Request: Output every line below without omitting or altering anything.
--- start Data shown ---
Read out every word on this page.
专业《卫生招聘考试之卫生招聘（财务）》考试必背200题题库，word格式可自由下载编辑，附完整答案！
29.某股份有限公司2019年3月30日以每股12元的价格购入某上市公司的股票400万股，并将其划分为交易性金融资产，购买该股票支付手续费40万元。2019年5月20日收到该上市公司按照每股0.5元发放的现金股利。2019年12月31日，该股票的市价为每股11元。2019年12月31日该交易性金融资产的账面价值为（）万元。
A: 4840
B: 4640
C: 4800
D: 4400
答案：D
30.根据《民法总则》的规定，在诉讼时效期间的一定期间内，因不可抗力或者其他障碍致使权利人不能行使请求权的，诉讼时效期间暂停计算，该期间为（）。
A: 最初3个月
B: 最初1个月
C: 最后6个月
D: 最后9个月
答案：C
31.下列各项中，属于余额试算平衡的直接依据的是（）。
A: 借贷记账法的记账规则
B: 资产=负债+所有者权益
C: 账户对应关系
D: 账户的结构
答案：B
--- end Data shown ---
Solution below:
Read out every word on this page.
专业《卫生招聘考试之卫生招聘（财务）》考试必背200题题库，word格式可自由下载编辑，附完整答案！
29.某股份有限公司2019年3月30日以每股12元的价格购入某上市公司的股票400万股，并将其划分为交易性金融资产，购买该股票支付手续费40万元。2019年5月20日收到该上市公司按照每股0.5元发放的现金股利。2019年12月31日，该股票的市价为每股11元。2019年12月31日该交易性金融资产的账面价值为（）万元。
A: 4840
B: 4640
C: 4800
D: 4400
答案：D
30.根据《民法总则》的规定，在诉讼时效期间的一定期间内，因不可抗力或者其他障碍致使权利人不能行使请求权的，诉讼时效期间暂停计算，该期间为（）。
A: 最初3个月
B: 最初1个月
C: 最后6个月
D: 最后9个月
答案：C
31.下列各项中，属于余额试算平衡的直接依据的是（）。
A: 借贷记账法的记账规则
B: 资产=负债+所有者权益
C: 账户对应关系
D: 账户的结构
答案：B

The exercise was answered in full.